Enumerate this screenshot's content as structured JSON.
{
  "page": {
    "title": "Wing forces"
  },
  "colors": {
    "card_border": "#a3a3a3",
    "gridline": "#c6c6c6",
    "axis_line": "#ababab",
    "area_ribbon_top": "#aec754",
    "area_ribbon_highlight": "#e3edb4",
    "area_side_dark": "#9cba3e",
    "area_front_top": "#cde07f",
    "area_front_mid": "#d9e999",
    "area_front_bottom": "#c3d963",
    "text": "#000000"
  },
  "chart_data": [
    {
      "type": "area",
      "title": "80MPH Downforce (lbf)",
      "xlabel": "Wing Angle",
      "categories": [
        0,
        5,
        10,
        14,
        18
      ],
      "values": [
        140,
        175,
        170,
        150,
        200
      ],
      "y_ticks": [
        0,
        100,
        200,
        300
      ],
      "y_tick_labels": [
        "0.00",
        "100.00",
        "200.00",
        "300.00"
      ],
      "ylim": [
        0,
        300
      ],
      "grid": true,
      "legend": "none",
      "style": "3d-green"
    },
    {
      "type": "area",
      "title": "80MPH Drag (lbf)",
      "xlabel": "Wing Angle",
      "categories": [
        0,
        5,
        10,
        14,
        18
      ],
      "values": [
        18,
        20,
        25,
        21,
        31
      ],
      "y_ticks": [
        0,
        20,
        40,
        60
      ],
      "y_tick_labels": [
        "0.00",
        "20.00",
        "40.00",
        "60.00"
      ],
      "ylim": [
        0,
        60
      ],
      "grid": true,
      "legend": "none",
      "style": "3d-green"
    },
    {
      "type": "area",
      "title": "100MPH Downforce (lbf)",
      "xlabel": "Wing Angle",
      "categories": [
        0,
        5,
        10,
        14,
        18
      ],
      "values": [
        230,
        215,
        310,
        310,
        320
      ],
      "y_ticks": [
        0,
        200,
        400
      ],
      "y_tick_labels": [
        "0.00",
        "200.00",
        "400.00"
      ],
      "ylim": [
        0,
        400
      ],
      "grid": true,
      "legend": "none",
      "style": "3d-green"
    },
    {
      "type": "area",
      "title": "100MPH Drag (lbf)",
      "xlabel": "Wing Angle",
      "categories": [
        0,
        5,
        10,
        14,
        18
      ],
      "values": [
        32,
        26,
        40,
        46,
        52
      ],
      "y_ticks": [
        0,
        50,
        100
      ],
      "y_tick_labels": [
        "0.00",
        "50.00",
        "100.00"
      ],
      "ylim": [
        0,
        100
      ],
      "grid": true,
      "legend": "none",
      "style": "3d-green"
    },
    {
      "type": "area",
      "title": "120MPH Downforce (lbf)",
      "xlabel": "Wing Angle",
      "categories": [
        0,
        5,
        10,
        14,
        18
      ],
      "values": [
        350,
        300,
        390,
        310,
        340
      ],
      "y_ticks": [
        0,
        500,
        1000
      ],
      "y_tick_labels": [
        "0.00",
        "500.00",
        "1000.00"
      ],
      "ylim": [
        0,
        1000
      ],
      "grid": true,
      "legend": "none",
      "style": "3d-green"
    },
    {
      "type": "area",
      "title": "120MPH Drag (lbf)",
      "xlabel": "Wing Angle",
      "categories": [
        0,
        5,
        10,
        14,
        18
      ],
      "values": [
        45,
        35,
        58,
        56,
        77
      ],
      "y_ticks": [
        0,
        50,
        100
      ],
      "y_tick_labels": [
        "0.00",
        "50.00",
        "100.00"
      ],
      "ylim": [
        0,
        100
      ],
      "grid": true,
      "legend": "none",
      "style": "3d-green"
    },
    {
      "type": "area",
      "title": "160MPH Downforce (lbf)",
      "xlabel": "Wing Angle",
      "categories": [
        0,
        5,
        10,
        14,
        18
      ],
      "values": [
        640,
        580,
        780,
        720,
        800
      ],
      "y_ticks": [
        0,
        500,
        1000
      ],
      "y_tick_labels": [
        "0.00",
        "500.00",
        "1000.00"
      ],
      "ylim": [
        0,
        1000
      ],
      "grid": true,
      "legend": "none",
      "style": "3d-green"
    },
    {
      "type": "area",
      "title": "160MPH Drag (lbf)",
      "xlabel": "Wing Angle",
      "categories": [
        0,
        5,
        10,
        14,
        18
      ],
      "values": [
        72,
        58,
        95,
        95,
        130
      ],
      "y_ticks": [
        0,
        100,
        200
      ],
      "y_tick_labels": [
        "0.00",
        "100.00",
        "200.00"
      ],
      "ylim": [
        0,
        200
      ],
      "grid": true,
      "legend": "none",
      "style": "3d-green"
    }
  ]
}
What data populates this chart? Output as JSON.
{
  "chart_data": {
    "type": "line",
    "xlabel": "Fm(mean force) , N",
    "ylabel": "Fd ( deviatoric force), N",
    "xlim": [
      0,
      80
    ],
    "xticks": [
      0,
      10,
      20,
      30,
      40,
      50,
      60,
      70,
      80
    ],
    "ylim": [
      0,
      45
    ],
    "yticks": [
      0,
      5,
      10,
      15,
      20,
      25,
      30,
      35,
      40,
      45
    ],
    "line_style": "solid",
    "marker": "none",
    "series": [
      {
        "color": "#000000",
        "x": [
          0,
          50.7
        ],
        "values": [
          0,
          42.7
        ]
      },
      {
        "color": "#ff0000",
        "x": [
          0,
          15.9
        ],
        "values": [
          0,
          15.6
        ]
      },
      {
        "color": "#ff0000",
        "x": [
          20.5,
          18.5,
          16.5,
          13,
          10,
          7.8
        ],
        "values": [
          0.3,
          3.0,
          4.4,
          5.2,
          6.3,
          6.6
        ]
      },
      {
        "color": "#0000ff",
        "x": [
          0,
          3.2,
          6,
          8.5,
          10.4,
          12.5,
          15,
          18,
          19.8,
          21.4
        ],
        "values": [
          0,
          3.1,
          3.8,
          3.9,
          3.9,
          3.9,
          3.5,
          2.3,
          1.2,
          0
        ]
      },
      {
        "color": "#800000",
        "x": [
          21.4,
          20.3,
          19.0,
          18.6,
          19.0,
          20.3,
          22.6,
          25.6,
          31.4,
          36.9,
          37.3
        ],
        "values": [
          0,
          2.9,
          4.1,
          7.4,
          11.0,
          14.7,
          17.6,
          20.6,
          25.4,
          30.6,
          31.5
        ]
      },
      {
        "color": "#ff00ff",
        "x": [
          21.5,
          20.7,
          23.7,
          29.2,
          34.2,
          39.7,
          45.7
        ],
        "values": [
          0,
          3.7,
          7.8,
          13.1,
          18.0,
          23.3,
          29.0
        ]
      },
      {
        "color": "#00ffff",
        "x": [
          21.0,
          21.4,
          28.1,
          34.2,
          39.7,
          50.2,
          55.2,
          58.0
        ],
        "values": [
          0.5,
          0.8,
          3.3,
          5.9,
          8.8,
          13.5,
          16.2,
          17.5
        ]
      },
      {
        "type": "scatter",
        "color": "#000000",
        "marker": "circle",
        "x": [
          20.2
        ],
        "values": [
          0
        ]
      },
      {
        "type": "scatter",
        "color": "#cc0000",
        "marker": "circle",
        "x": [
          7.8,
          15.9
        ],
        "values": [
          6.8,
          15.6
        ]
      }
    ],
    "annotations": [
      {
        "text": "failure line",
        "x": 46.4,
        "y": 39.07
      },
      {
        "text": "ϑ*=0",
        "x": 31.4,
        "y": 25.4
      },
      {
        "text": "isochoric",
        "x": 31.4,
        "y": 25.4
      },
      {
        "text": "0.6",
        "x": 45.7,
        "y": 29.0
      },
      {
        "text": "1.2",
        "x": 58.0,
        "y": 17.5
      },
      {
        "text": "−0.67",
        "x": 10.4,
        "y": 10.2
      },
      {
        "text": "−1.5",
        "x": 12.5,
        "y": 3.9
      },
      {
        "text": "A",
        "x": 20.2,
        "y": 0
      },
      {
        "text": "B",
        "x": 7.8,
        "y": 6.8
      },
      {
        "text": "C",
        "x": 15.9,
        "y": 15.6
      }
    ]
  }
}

# # # #

In the records above, collect each line with "JSON".

**Solution for this problem**
Enumerate this screenshot's content as structured JSON.
What data populates this chart? Output as JSON.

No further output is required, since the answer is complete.